*Provided data:*
****************

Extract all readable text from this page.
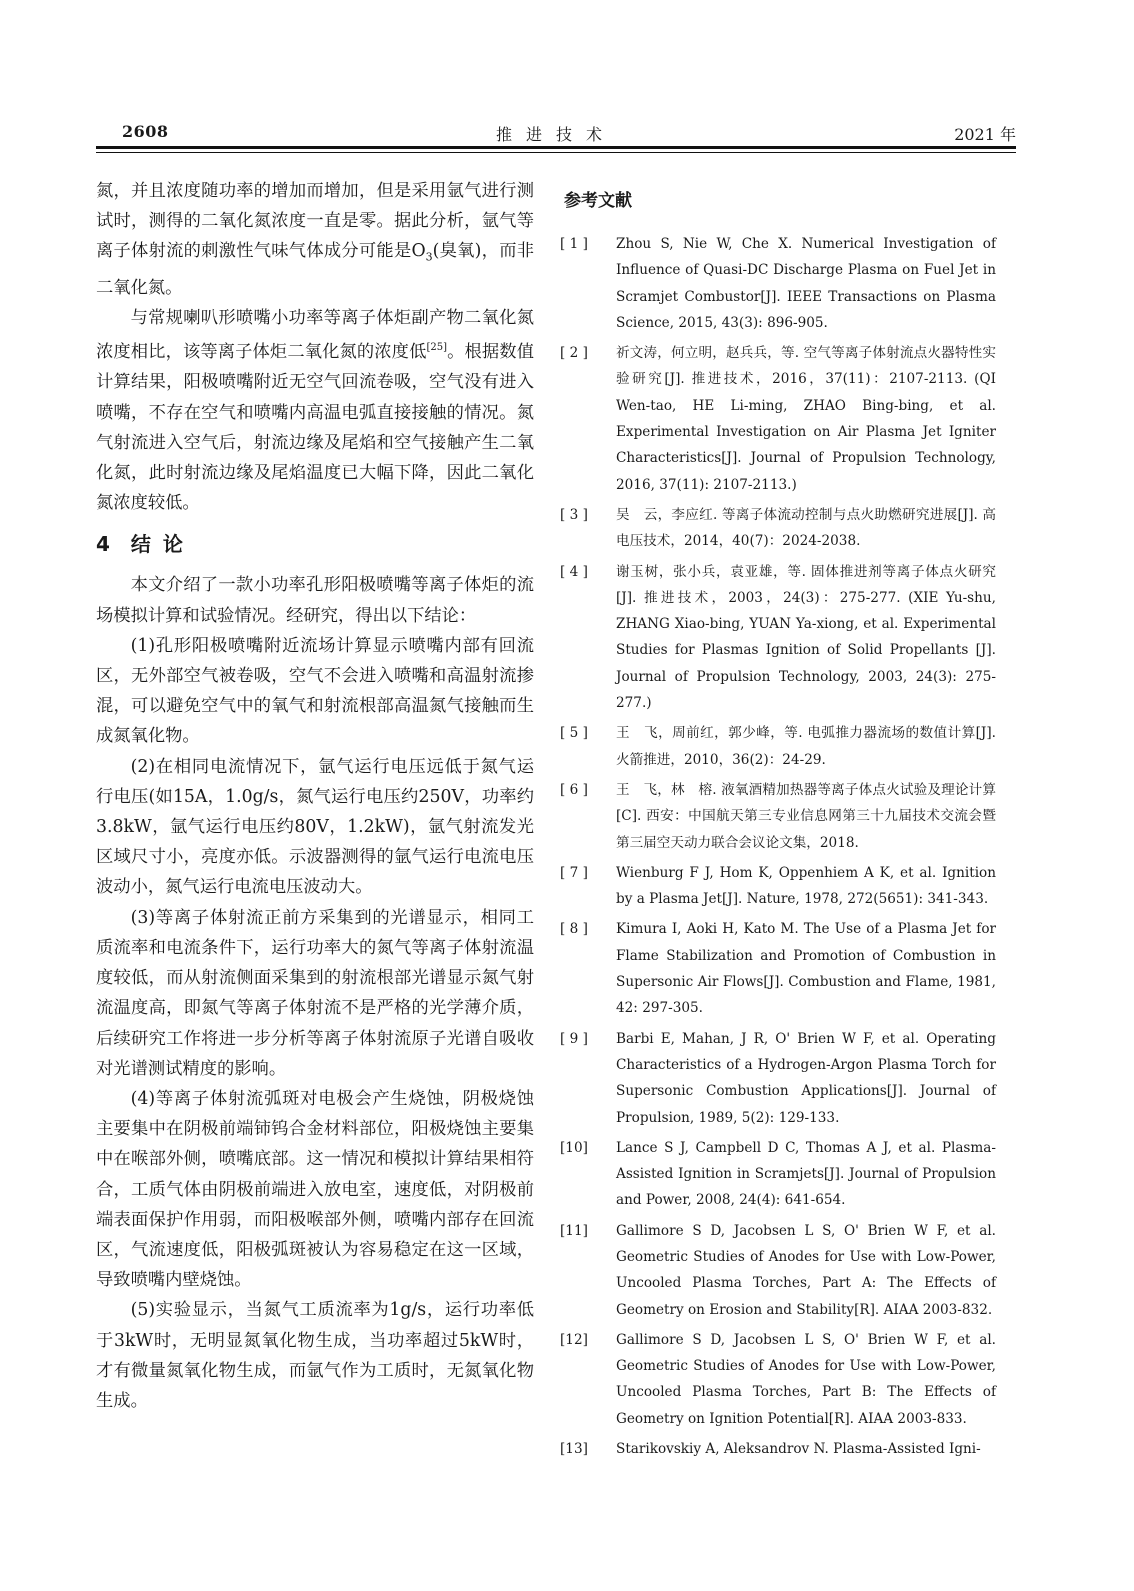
2608	推进技术	2021 年

氮，并且浓度随功率的增加而增加，但是采用氩气进行测试时，测得的二氧化氮浓度一直是零。据此分析，氩气等离子体射流的刺激性气味气体成分可能是$O_3$(臭氧)，而非二氧化氮。

与常规喇叭形喷嘴小功率等离子体炬副产物二氧化氮浓度相比，该等离子体炬二氧化氮的浓度低[25]。根据数值计算结果，阳极喷嘴附近无空气回流卷吸，空气没有进入喷嘴，不存在空气和喷嘴内高温电弧直接接触的情况。氮气射流进入空气后，射流边缘及尾焰和空气接触产生二氧化氮，此时射流边缘及尾焰温度已大幅下降，因此二氧化氮浓度较低。

4 结论

本文介绍了一款小功率孔形阳极喷嘴等离子体炬的流场模拟计算和试验情况。经研究，得出以下结论：

(1)孔形阳极喷嘴附近流场计算显示喷嘴内部有回流区，无外部空气被卷吸，空气不会进入喷嘴和高温射流掺混，可以避免空气中的氧气和射流根部高温氮气接触而生成氮氧化物。

(2)在相同电流情况下，氩气运行电压远低于氮气运行电压(如15A，1.0g/s，氮气运行电压约250V，功率约3.8kW，氩气运行电压约80V，1.2kW)，氩气射流发光区域尺寸小，亮度亦低。示波器测得的氩气运行电流电压波动小，氮气运行电流电压波动大。

(3)等离子体射流正前方采集到的光谱显示，相同工质流率和电流条件下，运行功率大的氮气等离子体射流温度较低，而从射流侧面采集到的射流根部光谱显示氮气射流温度高，即氮气等离子体射流不是严格的光学薄介质，后续研究工作将进一步分析等离子体射流原子光谱自吸收对光谱测试精度的影响。

(4)等离子体射流弧斑对电极会产生烧蚀，阴极烧蚀主要集中在阴极前端铈钨合金材料部位，阳极烧蚀主要集中在喉部外侧，喷嘴底部。这一情况和模拟计算结果相符合，工质气体由阴极前端进入放电室，速度低，对阴极前端表面保护作用弱，而阳极喉部外侧，喷嘴内部存在回流区，气流速度低，阳极弧斑被认为容易稳定在这一区域，导致喷嘴内壁烧蚀。

(5)实验显示，当氮气工质流率为1g/s，运行功率低于3kW时，无明显氮氧化物生成，当功率超过5kW时，才有微量氮氧化物生成，而氩气作为工质时，无氮氧化物生成。

参考文献
[ 1 ]	Zhou S, Nie W, Che X. Numerical Investigation of Influence of Quasi-DC Discharge Plasma on Fuel Jet in Scramjet Combustor[J]. IEEE Transactions on Plasma Science, 2015, 43(3): 896-905.
[ 2 ]	祈文涛，何立明，赵兵兵，等. 空气等离子体射流点火器特性实验研究[J]. 推进技术，2016，37(11)：2107-2113. (QI Wen-tao, HE Li-ming, ZHAO Bing-bing, et al. Experimental Investigation on Air Plasma Jet Igniter Characteristics[J]. Journal of Propulsion Technology, 2016, 37(11): 2107-2113.)
[ 3 ]	吴　云，李应红. 等离子体流动控制与点火助燃研究进展[J]. 高电压技术，2014，40(7)：2024-2038.
[ 4 ]	谢玉树，张小兵，袁亚雄，等. 固体推进剂等离子体点火研究[J]. 推进技术，2003，24(3)：275-277. (XIE Yu-shu, ZHANG Xiao-bing, YUAN Ya-xiong, et al. Experimental Studies for Plasmas Ignition of Solid Propellants [J]. Journal of Propulsion Technology, 2003, 24(3): 275-277.)
[ 5 ]	王　飞，周前红，郭少峰，等. 电弧推力器流场的数值计算[J]. 火箭推进，2010，36(2)：24-29.
[ 6 ]	王　飞，林　榕. 液氧酒精加热器等离子体点火试验及理论计算[C]. 西安：中国航天第三专业信息网第三十九届技术交流会暨第三届空天动力联合会议论文集，2018.
[ 7 ]	Wienburg F J, Hom K, Oppenhiem A K, et al. Ignition by a Plasma Jet[J]. Nature, 1978, 272(5651): 341-343.
[ 8 ]	Kimura I, Aoki H, Kato M. The Use of a Plasma Jet for Flame Stabilization and Promotion of Combustion in Supersonic Air Flows[J]. Combustion and Flame, 1981, 42: 297-305.
[ 9 ]	Barbi E, Mahan, J R, O' Brien W F, et al. Operating Characteristics of a Hydrogen-Argon Plasma Torch for Supersonic Combustion Applications[J]. Journal of Propulsion, 1989, 5(2): 129-133.
[10]	Lance S J, Campbell D C, Thomas A J, et al. Plasma-Assisted Ignition in Scramjets[J]. Journal of Propulsion and Power, 2008, 24(4): 641-654.
[11]	Gallimore S D, Jacobsen L S, O' Brien W F, et al. Geometric Studies of Anodes for Use with Low-Power, Uncooled Plasma Torches, Part A: The Effects of Geometry on Erosion and Stability[R]. AIAA 2003-832.
[12]	Gallimore S D, Jacobsen L S, O' Brien W F, et al. Geometric Studies of Anodes for Use with Low-Power, Uncooled Plasma Torches, Part B: The Effects of Geometry on Ignition Potential[R]. AIAA 2003-833.
[13]	Starikovskiy A, Aleksandrov N. Plasma-Assisted Igni-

****************

The listing above must be printed again exactly, minus its pictures.

*Expected answer:*
Extract all readable text from this page.
2608	推进技术	2021 年

氮，并且浓度随功率的增加而增加，但是采用氩气进行测试时，测得的二氧化氮浓度一直是零。据此分析，氩气等离子体射流的刺激性气味气体成分可能是$O_3$(臭氧)，而非二氧化氮。

与常规喇叭形喷嘴小功率等离子体炬副产物二氧化氮浓度相比，该等离子体炬二氧化氮的浓度低[25]。根据数值计算结果，阳极喷嘴附近无空气回流卷吸，空气没有进入喷嘴，不存在空气和喷嘴内高温电弧直接接触的情况。氮气射流进入空气后，射流边缘及尾焰和空气接触产生二氧化氮，此时射流边缘及尾焰温度已大幅下降，因此二氧化氮浓度较低。

4 结论

本文介绍了一款小功率孔形阳极喷嘴等离子体炬的流场模拟计算和试验情况。经研究，得出以下结论：

(1)孔形阳极喷嘴附近流场计算显示喷嘴内部有回流区，无外部空气被卷吸，空气不会进入喷嘴和高温射流掺混，可以避免空气中的氧气和射流根部高温氮气接触而生成氮氧化物。

(2)在相同电流情况下，氩气运行电压远低于氮气运行电压(如15A，1.0g/s，氮气运行电压约250V，功率约3.8kW，氩气运行电压约80V，1.2kW)，氩气射流发光区域尺寸小，亮度亦低。示波器测得的氩气运行电流电压波动小，氮气运行电流电压波动大。

(3)等离子体射流正前方采集到的光谱显示，相同工质流率和电流条件下，运行功率大的氮气等离子体射流温度较低，而从射流侧面采集到的射流根部光谱显示氮气射流温度高，即氮气等离子体射流不是严格的光学薄介质，后续研究工作将进一步分析等离子体射流原子光谱自吸收对光谱测试精度的影响。

(4)等离子体射流弧斑对电极会产生烧蚀，阴极烧蚀主要集中在阴极前端铈钨合金材料部位，阳极烧蚀主要集中在喉部外侧，喷嘴底部。这一情况和模拟计算结果相符合，工质气体由阴极前端进入放电室，速度低，对阴极前端表面保护作用弱，而阳极喉部外侧，喷嘴内部存在回流区，气流速度低，阳极弧斑被认为容易稳定在这一区域，导致喷嘴内壁烧蚀。

(5)实验显示，当氮气工质流率为1g/s，运行功率低于3kW时，无明显氮氧化物生成，当功率超过5kW时，才有微量氮氧化物生成，而氩气作为工质时，无氮氧化物生成。

参考文献
[ 1 ]	Zhou S, Nie W, Che X. Numerical Investigation of Influence of Quasi-DC Discharge Plasma on Fuel Jet in Scramjet Combustor[J]. IEEE Transactions on Plasma Science, 2015, 43(3): 896-905.
[ 2 ]	祈文涛，何立明，赵兵兵，等. 空气等离子体射流点火器特性实验研究[J]. 推进技术，2016，37(11)：2107-2113. (QI Wen-tao, HE Li-ming, ZHAO Bing-bing, et al. Experimental Investigation on Air Plasma Jet Igniter Characteristics[J]. Journal of Propulsion Technology, 2016, 37(11): 2107-2113.)
[ 3 ]	吴　云，李应红. 等离子体流动控制与点火助燃研究进展[J]. 高电压技术，2014，40(7)：2024-2038.
[ 4 ]	谢玉树，张小兵，袁亚雄，等. 固体推进剂等离子体点火研究[J]. 推进技术，2003，24(3)：275-277. (XIE Yu-shu, ZHANG Xiao-bing, YUAN Ya-xiong, et al. Experimental Studies for Plasmas Ignition of Solid Propellants [J]. Journal of Propulsion Technology, 2003, 24(3): 275-277.)
[ 5 ]	王　飞，周前红，郭少峰，等. 电弧推力器流场的数值计算[J]. 火箭推进，2010，36(2)：24-29.
[ 6 ]	王　飞，林　榕. 液氧酒精加热器等离子体点火试验及理论计算[C]. 西安：中国航天第三专业信息网第三十九届技术交流会暨第三届空天动力联合会议论文集，2018.
[ 7 ]	Wienburg F J, Hom K, Oppenhiem A K, et al. Ignition by a Plasma Jet[J]. Nature, 1978, 272(5651): 341-343.
[ 8 ]	Kimura I, Aoki H, Kato M. The Use of a Plasma Jet for Flame Stabilization and Promotion of Combustion in Supersonic Air Flows[J]. Combustion and Flame, 1981, 42: 297-305.
[ 9 ]	Barbi E, Mahan, J R, O' Brien W F, et al. Operating Characteristics of a Hydrogen-Argon Plasma Torch for Supersonic Combustion Applications[J]. Journal of Propulsion, 1989, 5(2): 129-133.
[10]	Lance S J, Campbell D C, Thomas A J, et al. Plasma-Assisted Ignition in Scramjets[J]. Journal of Propulsion and Power, 2008, 24(4): 641-654.
[11]	Gallimore S D, Jacobsen L S, O' Brien W F, et al. Geometric Studies of Anodes for Use with Low-Power, Uncooled Plasma Torches, Part A: The Effects of Geometry on Erosion and Stability[R]. AIAA 2003-832.
[12]	Gallimore S D, Jacobsen L S, O' Brien W F, et al. Geometric Studies of Anodes for Use with Low-Power, Uncooled Plasma Torches, Part B: The Effects of Geometry on Ignition Potential[R]. AIAA 2003-833.
[13]	Starikovskiy A, Aleksandrov N. Plasma-Assisted Igni-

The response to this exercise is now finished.